=== Exercise details ===
Copy out every line of the data exactly.

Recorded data
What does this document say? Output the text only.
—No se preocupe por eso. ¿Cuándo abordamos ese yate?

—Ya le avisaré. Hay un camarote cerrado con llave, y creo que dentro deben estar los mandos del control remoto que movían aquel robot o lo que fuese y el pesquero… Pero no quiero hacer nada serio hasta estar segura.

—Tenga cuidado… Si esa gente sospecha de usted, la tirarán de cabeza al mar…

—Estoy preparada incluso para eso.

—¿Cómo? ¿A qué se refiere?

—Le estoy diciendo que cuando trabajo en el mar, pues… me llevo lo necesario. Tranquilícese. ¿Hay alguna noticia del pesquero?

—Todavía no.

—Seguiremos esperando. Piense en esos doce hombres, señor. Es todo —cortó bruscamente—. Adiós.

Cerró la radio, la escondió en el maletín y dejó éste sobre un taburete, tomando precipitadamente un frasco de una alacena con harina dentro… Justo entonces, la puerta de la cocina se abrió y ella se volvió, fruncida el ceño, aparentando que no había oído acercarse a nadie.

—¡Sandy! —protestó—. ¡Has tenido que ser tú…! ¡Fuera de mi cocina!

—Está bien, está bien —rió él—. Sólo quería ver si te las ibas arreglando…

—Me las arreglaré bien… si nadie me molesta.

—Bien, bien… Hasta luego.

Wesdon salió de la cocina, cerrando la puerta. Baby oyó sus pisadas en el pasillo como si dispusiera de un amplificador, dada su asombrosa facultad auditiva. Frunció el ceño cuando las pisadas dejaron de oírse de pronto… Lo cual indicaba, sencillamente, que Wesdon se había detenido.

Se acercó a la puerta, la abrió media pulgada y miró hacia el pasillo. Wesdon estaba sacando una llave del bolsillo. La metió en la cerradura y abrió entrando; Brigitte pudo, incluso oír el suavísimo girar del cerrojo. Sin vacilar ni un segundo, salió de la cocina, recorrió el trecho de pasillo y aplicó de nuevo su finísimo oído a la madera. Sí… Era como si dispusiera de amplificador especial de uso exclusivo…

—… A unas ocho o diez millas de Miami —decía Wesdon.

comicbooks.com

=== Answer for this exercise ===
What does this document say? Output the text only.
—No se preocupe por eso. ¿Cuándo abordamos ese yate?

—Ya le avisaré. Hay un camarote cerrado con llave, y creo que dentro deben estar los mandos del control remoto que movían aquel robot o lo que fuese y el pesquero… Pero no quiero hacer nada serio hasta estar segura.

—Tenga cuidado… Si esa gente sospecha de usted, la tirarán de cabeza al mar…

—Estoy preparada incluso para eso.

—¿Cómo? ¿A qué se refiere?

—Le estoy diciendo que cuando trabajo en el mar, pues… me llevo lo necesario. Tranquilícese. ¿Hay alguna noticia del pesquero?

—Todavía no.

—Seguiremos esperando. Piense en esos doce hombres, señor. Es todo —cortó bruscamente—. Adiós.

Cerró la radio, la escondió en el maletín y dejó éste sobre un taburete, tomando precipitadamente un frasco de una alacena con harina dentro… Justo entonces, la puerta de la cocina se abrió y ella se volvió, fruncida el ceño, aparentando que no había oído acercarse a nadie.

—¡Sandy! —protestó—. ¡Has tenido que ser tú…! ¡Fuera de mi cocina!

—Está bien, está bien —rió él—. Sólo quería ver si te las ibas arreglando…

—Me las arreglaré bien… si nadie me molesta.

—Bien, bien… Hasta luego.

Wesdon salió de la cocina, cerrando la puerta. Baby oyó sus pisadas en el pasillo como si dispusiera de un amplificador, dada su asombrosa facultad auditiva. Frunció el ceño cuando las pisadas dejaron de oírse de pronto… Lo cual indicaba, sencillamente, que Wesdon se había detenido.

Se acercó a la puerta, la abrió media pulgada y miró hacia el pasillo. Wesdon estaba sacando una llave del bolsillo. La metió en la cerradura y abrió entrando; Brigitte pudo, incluso oír el suavísimo girar del cerrojo. Sin vacilar ni un segundo, salió de la cocina, recorrió el trecho de pasillo y aplicó de nuevo su finísimo oído a la madera. Sí… Era como si dispusiera de amplificador especial de uso exclusivo…

—… A unas ocho o diez millas de Miami —decía Wesdon.

comicbooks.com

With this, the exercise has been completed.